Edmunda
es mi abuela. Nació en 1905 y cumplió 99 años de
vida. Fue casi madre de su hermano Felipe, ocho años menor que
ella. Se mudó de Alfambra, su pueblo natal, a Calamocha, y a
los trece años era doncella para una familia importante que vivía
en la calle Alfonso de Zaragoza. Se casó con José en 1933
y tuvo dos hijas, Josefina, mi madre, y María Pilar, mi madrina.
Enviudó a los 42 años y se puso a trabajar como guardiana
de tocador en el Teatro Argensola del Paseo Independencia el 24 de junio
de 1948 hasta su jubilación el 1º de septiembre de 1971.
Cuando en 1961 se convirtió en abuela, exclamó: ¡Ay,
Dios mío, ojalá pueda verlo comulgar!. Y debe tener influencias
por los entornos de allí arriba, porque el ruego se cumplió,
no sólo conmigo, su primer nieto, sino con siete más y
seis biznietos. Me llevó de vacaciones a Cambrils, Salou y Navaleno,
me compró cientos de pasteles, pero por encima de todo siempre
me cogió de la mano cuando algún monstruo de la vida quería
meterse conmigo. Este es mi pequeño homenaje para una gran mujer.
Querida
yaya:
Son dulces tus labios en aquellos
besos que me regalabas mientras dormía. Tu pelo blanco, hilos
de nieve para calmar la tormenta de mi angustia, caen ahora lacios en
la hora de la despedida.
Te estás marchando en un adiós que es hasta siempre; un
mirar al pasado que llena mi vida con salpicones de ternura dentro de
tu sonrisa hermosa; un mirar al futuro donde la memoria trabajará
sin descanso y sin cansancio para que tus largos dedos de amor no se
alejen de mi pelo.
Los paseos hasta la playa con tu andar sereno, adornado de azúcar
que a cada paso caía de mi boca desde aquel pastel relleno, cabello
de ángel, como tu pelo blanco y suave. Y los pinos, enhiestos
señores para tu retiro, que guardaban tus desvelos hacia ese
nieto con una rodilla dolorida, excusa para alargar tus cuidados de
maga.

* CONSIGNA *
Redacta la continuación del homenaje a la abuela Edmunda, comenzando justo después de su última frase.

* DATOS EXTRAÍDOS *
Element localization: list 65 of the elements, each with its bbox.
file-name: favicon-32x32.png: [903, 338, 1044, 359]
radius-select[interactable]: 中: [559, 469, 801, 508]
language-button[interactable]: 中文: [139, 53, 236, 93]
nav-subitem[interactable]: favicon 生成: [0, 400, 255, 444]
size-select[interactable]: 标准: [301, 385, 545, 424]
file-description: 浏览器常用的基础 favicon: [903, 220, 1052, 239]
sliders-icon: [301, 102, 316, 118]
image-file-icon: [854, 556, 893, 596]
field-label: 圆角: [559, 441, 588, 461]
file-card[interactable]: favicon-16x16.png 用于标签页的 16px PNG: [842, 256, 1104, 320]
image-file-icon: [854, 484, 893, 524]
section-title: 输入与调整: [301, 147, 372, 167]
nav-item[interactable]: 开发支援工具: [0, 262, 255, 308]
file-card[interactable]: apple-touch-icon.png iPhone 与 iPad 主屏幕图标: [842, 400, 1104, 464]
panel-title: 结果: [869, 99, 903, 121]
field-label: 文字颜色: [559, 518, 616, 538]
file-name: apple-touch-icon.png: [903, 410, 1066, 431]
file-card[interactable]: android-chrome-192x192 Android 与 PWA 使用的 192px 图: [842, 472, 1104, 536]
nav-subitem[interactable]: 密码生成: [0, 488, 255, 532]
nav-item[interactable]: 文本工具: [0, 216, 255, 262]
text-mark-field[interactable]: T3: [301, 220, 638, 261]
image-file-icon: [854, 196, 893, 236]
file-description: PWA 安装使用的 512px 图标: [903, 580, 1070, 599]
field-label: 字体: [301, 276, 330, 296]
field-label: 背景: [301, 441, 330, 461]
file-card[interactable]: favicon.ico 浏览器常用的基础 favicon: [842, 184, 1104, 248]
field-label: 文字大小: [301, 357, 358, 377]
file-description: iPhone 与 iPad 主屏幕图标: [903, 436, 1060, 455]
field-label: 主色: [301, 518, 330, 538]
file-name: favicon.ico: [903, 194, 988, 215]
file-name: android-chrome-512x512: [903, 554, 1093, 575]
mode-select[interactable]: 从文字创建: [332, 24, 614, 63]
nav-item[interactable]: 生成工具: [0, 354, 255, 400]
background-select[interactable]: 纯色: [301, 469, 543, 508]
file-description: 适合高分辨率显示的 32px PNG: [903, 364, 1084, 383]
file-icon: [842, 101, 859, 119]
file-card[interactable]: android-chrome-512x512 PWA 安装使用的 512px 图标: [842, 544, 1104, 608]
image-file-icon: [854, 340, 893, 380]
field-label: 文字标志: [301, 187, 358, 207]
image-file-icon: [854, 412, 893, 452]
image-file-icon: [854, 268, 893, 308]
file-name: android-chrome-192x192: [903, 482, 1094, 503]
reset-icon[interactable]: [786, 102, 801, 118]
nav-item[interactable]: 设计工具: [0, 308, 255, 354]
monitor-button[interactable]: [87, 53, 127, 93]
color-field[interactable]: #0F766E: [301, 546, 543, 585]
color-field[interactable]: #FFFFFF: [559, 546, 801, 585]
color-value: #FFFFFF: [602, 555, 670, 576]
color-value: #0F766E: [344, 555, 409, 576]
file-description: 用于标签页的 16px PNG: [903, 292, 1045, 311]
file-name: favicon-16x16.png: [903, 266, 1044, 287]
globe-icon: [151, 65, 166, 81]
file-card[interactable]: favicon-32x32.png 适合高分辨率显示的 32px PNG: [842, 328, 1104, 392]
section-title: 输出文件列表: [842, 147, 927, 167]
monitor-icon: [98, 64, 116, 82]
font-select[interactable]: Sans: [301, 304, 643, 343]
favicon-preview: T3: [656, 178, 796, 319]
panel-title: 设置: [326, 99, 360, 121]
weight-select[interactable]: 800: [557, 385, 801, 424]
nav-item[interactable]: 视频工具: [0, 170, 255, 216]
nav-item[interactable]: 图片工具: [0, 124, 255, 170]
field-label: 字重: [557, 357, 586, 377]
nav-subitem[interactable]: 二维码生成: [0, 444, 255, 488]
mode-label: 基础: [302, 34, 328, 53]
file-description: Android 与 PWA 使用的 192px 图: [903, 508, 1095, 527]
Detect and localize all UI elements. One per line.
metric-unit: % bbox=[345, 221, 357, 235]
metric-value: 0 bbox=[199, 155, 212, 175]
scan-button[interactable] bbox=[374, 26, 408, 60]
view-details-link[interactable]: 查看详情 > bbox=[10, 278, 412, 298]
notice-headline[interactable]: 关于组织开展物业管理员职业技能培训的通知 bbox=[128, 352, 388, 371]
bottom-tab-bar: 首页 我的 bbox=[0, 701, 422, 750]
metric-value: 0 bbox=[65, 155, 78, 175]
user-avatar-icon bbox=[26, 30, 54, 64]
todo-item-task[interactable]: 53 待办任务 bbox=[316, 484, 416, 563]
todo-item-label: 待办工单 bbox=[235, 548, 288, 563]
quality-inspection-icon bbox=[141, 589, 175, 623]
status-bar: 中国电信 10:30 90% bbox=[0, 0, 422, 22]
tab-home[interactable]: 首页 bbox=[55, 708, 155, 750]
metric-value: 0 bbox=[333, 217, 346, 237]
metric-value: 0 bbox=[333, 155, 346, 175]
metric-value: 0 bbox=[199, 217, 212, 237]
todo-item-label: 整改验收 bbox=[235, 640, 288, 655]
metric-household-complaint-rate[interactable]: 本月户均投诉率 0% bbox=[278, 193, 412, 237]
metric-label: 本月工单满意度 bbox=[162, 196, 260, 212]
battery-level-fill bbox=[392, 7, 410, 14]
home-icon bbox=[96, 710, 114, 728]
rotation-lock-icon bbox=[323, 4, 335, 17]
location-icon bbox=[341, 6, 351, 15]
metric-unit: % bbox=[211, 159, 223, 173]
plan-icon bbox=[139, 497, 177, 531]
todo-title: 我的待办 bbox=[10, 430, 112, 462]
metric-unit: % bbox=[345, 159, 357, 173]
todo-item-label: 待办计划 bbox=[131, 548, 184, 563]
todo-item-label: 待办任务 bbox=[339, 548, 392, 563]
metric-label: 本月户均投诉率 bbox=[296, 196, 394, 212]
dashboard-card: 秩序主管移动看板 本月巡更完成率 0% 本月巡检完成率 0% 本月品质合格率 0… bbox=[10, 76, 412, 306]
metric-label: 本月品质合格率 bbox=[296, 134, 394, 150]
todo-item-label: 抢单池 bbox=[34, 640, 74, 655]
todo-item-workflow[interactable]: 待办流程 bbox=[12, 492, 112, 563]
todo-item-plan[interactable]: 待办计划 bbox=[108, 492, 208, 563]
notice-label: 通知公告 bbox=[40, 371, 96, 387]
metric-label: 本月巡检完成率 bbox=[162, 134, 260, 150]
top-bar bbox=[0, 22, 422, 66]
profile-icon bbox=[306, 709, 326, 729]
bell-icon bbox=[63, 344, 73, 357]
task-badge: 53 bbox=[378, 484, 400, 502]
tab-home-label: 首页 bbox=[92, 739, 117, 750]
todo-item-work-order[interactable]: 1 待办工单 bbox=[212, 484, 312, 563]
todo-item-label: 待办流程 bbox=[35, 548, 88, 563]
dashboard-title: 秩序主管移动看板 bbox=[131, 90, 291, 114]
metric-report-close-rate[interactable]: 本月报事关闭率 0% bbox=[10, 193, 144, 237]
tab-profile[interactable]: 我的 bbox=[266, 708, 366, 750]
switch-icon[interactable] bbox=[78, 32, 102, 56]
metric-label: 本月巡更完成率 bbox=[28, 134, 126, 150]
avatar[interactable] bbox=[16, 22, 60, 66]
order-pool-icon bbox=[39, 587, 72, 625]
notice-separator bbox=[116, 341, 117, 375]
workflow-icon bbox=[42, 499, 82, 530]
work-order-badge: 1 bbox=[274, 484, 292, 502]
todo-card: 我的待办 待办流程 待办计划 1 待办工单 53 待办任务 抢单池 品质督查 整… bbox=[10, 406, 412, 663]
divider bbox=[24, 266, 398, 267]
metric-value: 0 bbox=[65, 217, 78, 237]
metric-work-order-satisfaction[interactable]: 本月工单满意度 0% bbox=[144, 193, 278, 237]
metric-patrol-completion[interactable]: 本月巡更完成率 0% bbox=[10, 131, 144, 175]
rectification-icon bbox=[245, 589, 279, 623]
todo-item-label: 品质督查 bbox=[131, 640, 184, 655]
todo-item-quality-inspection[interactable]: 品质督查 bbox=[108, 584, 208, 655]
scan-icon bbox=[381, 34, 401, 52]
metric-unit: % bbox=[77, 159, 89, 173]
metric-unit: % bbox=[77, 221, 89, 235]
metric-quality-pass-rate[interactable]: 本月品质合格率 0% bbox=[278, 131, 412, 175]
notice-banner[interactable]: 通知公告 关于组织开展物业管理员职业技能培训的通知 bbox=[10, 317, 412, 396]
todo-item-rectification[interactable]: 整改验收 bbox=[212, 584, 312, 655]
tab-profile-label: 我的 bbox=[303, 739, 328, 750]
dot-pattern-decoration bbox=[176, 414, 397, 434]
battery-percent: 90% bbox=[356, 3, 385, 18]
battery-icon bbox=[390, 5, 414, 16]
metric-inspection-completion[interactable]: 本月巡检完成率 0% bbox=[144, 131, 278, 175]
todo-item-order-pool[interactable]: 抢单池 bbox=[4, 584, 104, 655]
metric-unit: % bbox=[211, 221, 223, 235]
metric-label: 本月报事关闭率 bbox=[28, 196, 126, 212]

* RESPUESTA *
Bendita señora, vigilante en el teatro, dama escuchante de los
silencios del tocador, que esperabas los descansos para que alguna peseta
sonara en tu platillo y te alcanzara para darle al señor con
gorra de plato el pago del viaje al tranvía.
Si hubieras visto la rosa púrpura de El Cairo, habrías
soñado con Mia Farrow depositando una moneda de oro que te diera
la satisfacción de comprarme una palmera de chocolate. Y Ava
Gardner besando a Clark Gable... Y Paco Martínez Soria ofreciéndote
un chistecito bajo la tramoya... Y Zori encorriéndome por las
butacas... Y Antonio Machín regalándote unas maracas para
mí...
Querida abuela, me dicen que te echaré de menos. ¿Quieres
creer que no? Créelo, sí, porque el cariño nunca
sacia y nunca muere. Tengo tus hilos de seda blanca, tengo tus caricias
en la nuca y tengo tus palabras de arrullo en las tormentas. Ya ves,
tengo un tesoro que no necesita tu presencia.
No te duela, yaya, la vida que no has vivido. Te vendrá a buscar
un ángel que se olvidará de tu nombre, como toda esa gente
que no aprendió a pronunciarlo y te llamaba Remunda, un ángel
que te hará volar como Wendy porque ahora sólo pensarás
en cosas bonitas. Descansa más allá de la Luna y brilla
más que aquella estrella señalada sobre mi nube...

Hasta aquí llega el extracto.